Task statement
Copy out all the data, word for word.

[Lines of data]

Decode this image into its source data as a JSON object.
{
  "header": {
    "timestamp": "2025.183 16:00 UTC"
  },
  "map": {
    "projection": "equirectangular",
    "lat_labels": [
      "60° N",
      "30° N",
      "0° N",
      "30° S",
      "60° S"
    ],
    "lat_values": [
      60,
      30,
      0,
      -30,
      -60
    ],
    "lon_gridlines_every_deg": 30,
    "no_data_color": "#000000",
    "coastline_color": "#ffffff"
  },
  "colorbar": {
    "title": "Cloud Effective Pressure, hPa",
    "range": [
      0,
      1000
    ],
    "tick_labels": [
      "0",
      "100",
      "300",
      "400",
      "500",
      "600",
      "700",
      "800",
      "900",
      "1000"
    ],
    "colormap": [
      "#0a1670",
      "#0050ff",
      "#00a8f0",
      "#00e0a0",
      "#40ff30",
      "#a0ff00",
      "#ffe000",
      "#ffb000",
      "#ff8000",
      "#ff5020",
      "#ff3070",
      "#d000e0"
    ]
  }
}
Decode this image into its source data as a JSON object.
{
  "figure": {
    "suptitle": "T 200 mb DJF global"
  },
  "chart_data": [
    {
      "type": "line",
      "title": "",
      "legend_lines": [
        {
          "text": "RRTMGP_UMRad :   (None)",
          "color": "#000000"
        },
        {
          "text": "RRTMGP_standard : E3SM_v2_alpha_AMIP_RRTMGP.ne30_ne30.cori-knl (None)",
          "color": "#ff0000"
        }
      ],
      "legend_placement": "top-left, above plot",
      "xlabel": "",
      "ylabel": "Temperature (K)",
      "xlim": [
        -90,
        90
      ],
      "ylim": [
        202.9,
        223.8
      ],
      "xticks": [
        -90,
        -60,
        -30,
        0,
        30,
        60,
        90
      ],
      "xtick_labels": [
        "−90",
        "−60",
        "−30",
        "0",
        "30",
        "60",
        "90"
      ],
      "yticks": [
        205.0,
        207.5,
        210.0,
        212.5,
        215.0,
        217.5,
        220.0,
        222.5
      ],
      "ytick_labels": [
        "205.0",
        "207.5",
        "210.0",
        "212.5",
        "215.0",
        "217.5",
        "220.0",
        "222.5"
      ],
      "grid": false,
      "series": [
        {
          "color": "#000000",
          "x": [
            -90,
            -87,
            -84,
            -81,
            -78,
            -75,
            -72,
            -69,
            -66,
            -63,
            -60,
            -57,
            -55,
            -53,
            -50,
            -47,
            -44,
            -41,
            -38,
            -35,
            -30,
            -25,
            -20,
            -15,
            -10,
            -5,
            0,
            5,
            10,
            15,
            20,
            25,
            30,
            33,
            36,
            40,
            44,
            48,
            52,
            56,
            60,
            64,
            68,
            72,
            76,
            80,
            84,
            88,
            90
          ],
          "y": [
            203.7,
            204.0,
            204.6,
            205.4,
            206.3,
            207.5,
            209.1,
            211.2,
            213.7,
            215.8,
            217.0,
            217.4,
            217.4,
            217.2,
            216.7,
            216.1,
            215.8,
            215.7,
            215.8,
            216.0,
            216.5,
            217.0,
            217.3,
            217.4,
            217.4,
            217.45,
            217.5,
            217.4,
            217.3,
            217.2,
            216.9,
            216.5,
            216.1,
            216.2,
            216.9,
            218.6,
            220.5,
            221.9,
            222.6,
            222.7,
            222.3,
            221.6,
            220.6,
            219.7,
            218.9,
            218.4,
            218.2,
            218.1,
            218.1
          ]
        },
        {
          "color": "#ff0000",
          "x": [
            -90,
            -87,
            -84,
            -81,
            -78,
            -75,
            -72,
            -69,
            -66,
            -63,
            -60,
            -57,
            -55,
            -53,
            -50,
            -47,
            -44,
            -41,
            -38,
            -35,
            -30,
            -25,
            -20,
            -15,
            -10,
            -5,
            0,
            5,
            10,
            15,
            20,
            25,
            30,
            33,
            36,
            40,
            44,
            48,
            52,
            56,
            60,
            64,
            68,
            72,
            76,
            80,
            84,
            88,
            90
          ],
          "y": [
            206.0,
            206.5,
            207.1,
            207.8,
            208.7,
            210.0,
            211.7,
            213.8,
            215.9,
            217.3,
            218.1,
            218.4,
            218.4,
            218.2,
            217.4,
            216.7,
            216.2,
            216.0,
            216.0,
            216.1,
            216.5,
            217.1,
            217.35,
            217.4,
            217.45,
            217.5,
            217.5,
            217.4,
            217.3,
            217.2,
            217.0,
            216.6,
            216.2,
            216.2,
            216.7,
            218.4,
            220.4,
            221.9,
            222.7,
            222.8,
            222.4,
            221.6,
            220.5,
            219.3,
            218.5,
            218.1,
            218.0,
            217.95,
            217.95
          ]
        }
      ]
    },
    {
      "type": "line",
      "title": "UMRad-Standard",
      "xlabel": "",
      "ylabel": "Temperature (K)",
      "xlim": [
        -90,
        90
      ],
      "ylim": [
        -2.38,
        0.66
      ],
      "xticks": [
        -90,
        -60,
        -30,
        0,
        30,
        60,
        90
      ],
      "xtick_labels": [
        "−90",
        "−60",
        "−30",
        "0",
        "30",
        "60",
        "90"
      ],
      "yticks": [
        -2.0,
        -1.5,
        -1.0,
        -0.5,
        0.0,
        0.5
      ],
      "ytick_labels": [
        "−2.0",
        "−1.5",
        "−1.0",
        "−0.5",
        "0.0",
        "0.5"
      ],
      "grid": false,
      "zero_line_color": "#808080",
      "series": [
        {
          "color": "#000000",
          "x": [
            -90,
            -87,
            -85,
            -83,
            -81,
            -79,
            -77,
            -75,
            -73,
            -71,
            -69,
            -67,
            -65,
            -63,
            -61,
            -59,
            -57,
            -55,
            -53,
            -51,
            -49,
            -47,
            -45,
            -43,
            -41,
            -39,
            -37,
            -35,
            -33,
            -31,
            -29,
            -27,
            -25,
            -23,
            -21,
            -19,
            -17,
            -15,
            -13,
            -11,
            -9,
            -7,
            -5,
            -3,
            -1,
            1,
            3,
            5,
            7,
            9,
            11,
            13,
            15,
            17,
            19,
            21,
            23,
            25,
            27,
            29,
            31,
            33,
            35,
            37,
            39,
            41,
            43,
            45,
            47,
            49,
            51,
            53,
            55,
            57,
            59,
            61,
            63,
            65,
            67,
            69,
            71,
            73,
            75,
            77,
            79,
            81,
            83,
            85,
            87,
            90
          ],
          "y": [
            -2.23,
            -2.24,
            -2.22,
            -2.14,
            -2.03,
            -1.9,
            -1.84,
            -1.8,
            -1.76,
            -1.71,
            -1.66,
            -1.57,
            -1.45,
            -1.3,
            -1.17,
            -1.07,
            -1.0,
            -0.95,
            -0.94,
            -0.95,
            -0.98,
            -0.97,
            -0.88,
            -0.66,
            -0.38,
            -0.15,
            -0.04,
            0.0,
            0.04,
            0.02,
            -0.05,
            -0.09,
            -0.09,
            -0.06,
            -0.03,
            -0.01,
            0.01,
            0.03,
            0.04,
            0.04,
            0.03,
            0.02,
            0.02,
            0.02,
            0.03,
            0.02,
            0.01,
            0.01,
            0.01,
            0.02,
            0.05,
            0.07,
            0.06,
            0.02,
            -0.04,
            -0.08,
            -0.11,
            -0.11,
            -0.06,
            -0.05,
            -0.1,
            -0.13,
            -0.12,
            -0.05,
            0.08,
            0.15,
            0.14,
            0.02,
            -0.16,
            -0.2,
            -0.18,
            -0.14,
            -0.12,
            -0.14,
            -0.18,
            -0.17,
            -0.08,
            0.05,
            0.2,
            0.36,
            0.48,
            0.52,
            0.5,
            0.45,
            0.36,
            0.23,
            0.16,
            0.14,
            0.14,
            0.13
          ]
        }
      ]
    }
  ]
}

Task result
Decode this image into its source data as a JSON object.
{
  "header": {
    "timestamp": "2025.183 16:00 UTC"
  },
  "map": {
    "projection": "equirectangular",
    "lat_labels": [
      "60° N",
      "30° N",
      "0° N",
      "30° S",
      "60° S"
    ],
    "lat_values": [
      60,
      30,
      0,
      -30,
      -60
    ],
    "lon_gridlines_every_deg": 30,
    "no_data_color": "#000000",
    "coastline_color": "#ffffff"
  },
  "colorbar": {
    "title": "Cloud Effective Pressure, hPa",
    "range": [
      0,
      1000
    ],
    "tick_labels": [
      "0",
      "100",
      "300",
      "400",
      "500",
      "600",
      "700",
      "800",
      "900",
      "1000"
    ],
    "colormap": [
      "#0a1670",
      "#0050ff",
      "#00a8f0",
      "#00e0a0",
      "#40ff30",
      "#a0ff00",
      "#ffe000",
      "#ffb000",
      "#ff8000",
      "#ff5020",
      "#ff3070",
      "#d000e0"
    ]
  }
}
Decode this image into its source data as a JSON object.
{
  "figure": {
    "suptitle": "T 200 mb DJF global"
  },
  "chart_data": [
    {
      "type": "line",
      "title": "",
      "legend_lines": [
        {
          "text": "RRTMGP_UMRad :   (None)",
          "color": "#000000"
        },
        {
          "text": "RRTMGP_standard : E3SM_v2_alpha_AMIP_RRTMGP.ne30_ne30.cori-knl (None)",
          "color": "#ff0000"
        }
      ],
      "legend_placement": "top-left, above plot",
      "xlabel": "",
      "ylabel": "Temperature (K)",
      "xlim": [
        -90,
        90
      ],
      "ylim": [
        202.9,
        223.8
      ],
      "xticks": [
        -90,
        -60,
        -30,
        0,
        30,
        60,
        90
      ],
      "xtick_labels": [
        "−90",
        "−60",
        "−30",
        "0",
        "30",
        "60",
        "90"
      ],
      "yticks": [
        205.0,
        207.5,
        210.0,
        212.5,
        215.0,
        217.5,
        220.0,
        222.5
      ],
      "ytick_labels": [
        "205.0",
        "207.5",
        "210.0",
        "212.5",
        "215.0",
        "217.5",
        "220.0",
        "222.5"
      ],
      "grid": false,
      "series": [
        {
          "color": "#000000",
          "x": [
            -90,
            -87,
            -84,
            -81,
            -78,
            -75,
            -72,
            -69,
            -66,
            -63,
            -60,
            -57,
            -55,
            -53,
            -50,
            -47,
            -44,
            -41,
            -38,
            -35,
            -30,
            -25,
            -20,
            -15,
            -10,
            -5,
            0,
            5,
            10,
            15,
            20,
            25,
            30,
            33,
            36,
            40,
            44,
            48,
            52,
            56,
            60,
            64,
            68,
            72,
            76,
            80,
            84,
            88,
            90
          ],
          "y": [
            203.7,
            204.0,
            204.6,
            205.4,
            206.3,
            207.5,
            209.1,
            211.2,
            213.7,
            215.8,
            217.0,
            217.4,
            217.4,
            217.2,
            216.7,
            216.1,
            215.8,
            215.7,
            215.8,
            216.0,
            216.5,
            217.0,
            217.3,
            217.4,
            217.4,
            217.45,
            217.5,
            217.4,
            217.3,
            217.2,
            216.9,
            216.5,
            216.1,
            216.2,
            216.9,
            218.6,
            220.5,
            221.9,
            222.6,
            222.7,
            222.3,
            221.6,
            220.6,
            219.7,
            218.9,
            218.4,
            218.2,
            218.1,
            218.1
          ]
        },
        {
          "color": "#ff0000",
          "x": [
            -90,
            -87,
            -84,
            -81,
            -78,
            -75,
            -72,
            -69,
            -66,
            -63,
            -60,
            -57,
            -55,
            -53,
            -50,
            -47,
            -44,
            -41,
            -38,
            -35,
            -30,
            -25,
            -20,
            -15,
            -10,
            -5,
            0,
            5,
            10,
            15,
            20,
            25,
            30,
            33,
            36,
            40,
            44,
            48,
            52,
            56,
            60,
            64,
            68,
            72,
            76,
            80,
            84,
            88,
            90
          ],
          "y": [
            206.0,
            206.5,
            207.1,
            207.8,
            208.7,
            210.0,
            211.7,
            213.8,
            215.9,
            217.3,
            218.1,
            218.4,
            218.4,
            218.2,
            217.4,
            216.7,
            216.2,
            216.0,
            216.0,
            216.1,
            216.5,
            217.1,
            217.35,
            217.4,
            217.45,
            217.5,
            217.5,
            217.4,
            217.3,
            217.2,
            217.0,
            216.6,
            216.2,
            216.2,
            216.7,
            218.4,
            220.4,
            221.9,
            222.7,
            222.8,
            222.4,
            221.6,
            220.5,
            219.3,
            218.5,
            218.1,
            218.0,
            217.95,
            217.95
          ]
        }
      ]
    },
    {
      "type": "line",
      "title": "UMRad-Standard",
      "xlabel": "",
      "ylabel": "Temperature (K)",
      "xlim": [
        -90,
        90
      ],
      "ylim": [
        -2.38,
        0.66
      ],
      "xticks": [
        -90,
        -60,
        -30,
        0,
        30,
        60,
        90
      ],
      "xtick_labels": [
        "−90",
        "−60",
        "−30",
        "0",
        "30",
        "60",
        "90"
      ],
      "yticks": [
        -2.0,
        -1.5,
        -1.0,
        -0.5,
        0.0,
        0.5
      ],
      "ytick_labels": [
        "−2.0",
        "−1.5",
        "−1.0",
        "−0.5",
        "0.0",
        "0.5"
      ],
      "grid": false,
      "zero_line_color": "#808080",
      "series": [
        {
          "color": "#000000",
          "x": [
            -90,
            -87,
            -85,
            -83,
            -81,
            -79,
            -77,
            -75,
            -73,
            -71,
            -69,
            -67,
            -65,
            -63,
            -61,
            -59,
            -57,
            -55,
            -53,
            -51,
            -49,
            -47,
            -45,
            -43,
            -41,
            -39,
            -37,
            -35,
            -33,
            -31,
            -29,
            -27,
            -25,
            -23,
            -21,
            -19,
            -17,
            -15,
            -13,
            -11,
            -9,
            -7,
            -5,
            -3,
            -1,
            1,
            3,
            5,
            7,
            9,
            11,
            13,
            15,
            17,
            19,
            21,
            23,
            25,
            27,
            29,
            31,
            33,
            35,
            37,
            39,
            41,
            43,
            45,
            47,
            49,
            51,
            53,
            55,
            57,
            59,
            61,
            63,
            65,
            67,
            69,
            71,
            73,
            75,
            77,
            79,
            81,
            83,
            85,
            87,
            90
          ],
          "y": [
            -2.23,
            -2.24,
            -2.22,
            -2.14,
            -2.03,
            -1.9,
            -1.84,
            -1.8,
            -1.76,
            -1.71,
            -1.66,
            -1.57,
            -1.45,
            -1.3,
            -1.17,
            -1.07,
            -1.0,
            -0.95,
            -0.94,
            -0.95,
            -0.98,
            -0.97,
            -0.88,
            -0.66,
            -0.38,
            -0.15,
            -0.04,
            0.0,
            0.04,
            0.02,
            -0.05,
            -0.09,
            -0.09,
            -0.06,
            -0.03,
            -0.01,
            0.01,
            0.03,
            0.04,
            0.04,
            0.03,
            0.02,
            0.02,
            0.02,
            0.03,
            0.02,
            0.01,
            0.01,
            0.01,
            0.02,
            0.05,
            0.07,
            0.06,
            0.02,
            -0.04,
            -0.08,
            -0.11,
            -0.11,
            -0.06,
            -0.05,
            -0.1,
            -0.13,
            -0.12,
            -0.05,
            0.08,
            0.15,
            0.14,
            0.02,
            -0.16,
            -0.2,
            -0.18,
            -0.14,
            -0.12,
            -0.14,
            -0.18,
            -0.17,
            -0.08,
            0.05,
            0.2,
            0.36,
            0.48,
            0.52,
            0.5,
            0.45,
            0.36,
            0.23,
            0.16,
            0.14,
            0.14,
            0.13
          ]
        }
      ]
    }
  ]
}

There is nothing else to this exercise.